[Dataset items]
>> Start

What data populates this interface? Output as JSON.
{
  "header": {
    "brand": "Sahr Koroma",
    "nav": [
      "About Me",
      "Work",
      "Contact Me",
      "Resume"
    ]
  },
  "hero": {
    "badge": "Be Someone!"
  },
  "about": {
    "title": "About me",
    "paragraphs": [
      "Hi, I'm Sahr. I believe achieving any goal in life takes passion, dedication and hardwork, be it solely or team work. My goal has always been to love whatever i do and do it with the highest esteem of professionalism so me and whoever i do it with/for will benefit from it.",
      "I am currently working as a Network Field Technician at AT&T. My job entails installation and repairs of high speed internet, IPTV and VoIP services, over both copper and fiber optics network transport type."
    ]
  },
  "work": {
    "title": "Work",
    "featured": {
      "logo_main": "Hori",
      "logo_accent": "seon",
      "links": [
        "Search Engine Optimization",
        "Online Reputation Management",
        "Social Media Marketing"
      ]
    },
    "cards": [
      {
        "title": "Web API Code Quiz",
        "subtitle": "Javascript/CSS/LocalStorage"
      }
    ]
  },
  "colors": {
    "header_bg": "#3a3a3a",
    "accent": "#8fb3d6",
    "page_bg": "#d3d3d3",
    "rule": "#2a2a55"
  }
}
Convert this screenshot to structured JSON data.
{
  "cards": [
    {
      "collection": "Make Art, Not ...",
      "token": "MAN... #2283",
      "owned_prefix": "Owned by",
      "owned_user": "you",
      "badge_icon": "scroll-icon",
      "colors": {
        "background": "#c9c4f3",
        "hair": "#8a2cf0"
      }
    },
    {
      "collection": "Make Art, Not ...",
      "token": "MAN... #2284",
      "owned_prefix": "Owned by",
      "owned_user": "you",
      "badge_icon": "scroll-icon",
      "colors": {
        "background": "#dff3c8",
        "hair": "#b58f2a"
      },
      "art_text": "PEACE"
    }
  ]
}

>> End

▸ **EXERCISE DETAILS**
Copy out the full material exactly as it appears.

▸ **ANSWER IN FULL**
What data populates this interface? Output as JSON.
{
  "header": {
    "brand": "Sahr Koroma",
    "nav": [
      "About Me",
      "Work",
      "Contact Me",
      "Resume"
    ]
  },
  "hero": {
    "badge": "Be Someone!"
  },
  "about": {
    "title": "About me",
    "paragraphs": [
      "Hi, I'm Sahr. I believe achieving any goal in life takes passion, dedication and hardwork, be it solely or team work. My goal has always been to love whatever i do and do it with the highest esteem of professionalism so me and whoever i do it with/for will benefit from it.",
      "I am currently working as a Network Field Technician at AT&T. My job entails installation and repairs of high speed internet, IPTV and VoIP services, over both copper and fiber optics network transport type."
    ]
  },
  "work": {
    "title": "Work",
    "featured": {
      "logo_main": "Hori",
      "logo_accent": "seon",
      "links": [
        "Search Engine Optimization",
        "Online Reputation Management",
        "Social Media Marketing"
      ]
    },
    "cards": [
      {
        "title": "Web API Code Quiz",
        "subtitle": "Javascript/CSS/LocalStorage"
      }
    ]
  },
  "colors": {
    "header_bg": "#3a3a3a",
    "accent": "#8fb3d6",
    "page_bg": "#d3d3d3",
    "rule": "#2a2a55"
  }
}
Convert this screenshot to structured JSON data.
{
  "cards": [
    {
      "collection": "Make Art, Not ...",
      "token": "MAN... #2283",
      "owned_prefix": "Owned by",
      "owned_user": "you",
      "badge_icon": "scroll-icon",
      "colors": {
        "background": "#c9c4f3",
        "hair": "#8a2cf0"
      }
    },
    {
      "collection": "Make Art, Not ...",
      "token": "MAN... #2284",
      "owned_prefix": "Owned by",
      "owned_user": "you",
      "badge_icon": "scroll-icon",
      "colors": {
        "background": "#dff3c8",
        "hair": "#b58f2a"
      },
      "art_text": "PEACE"
    }
  ]
}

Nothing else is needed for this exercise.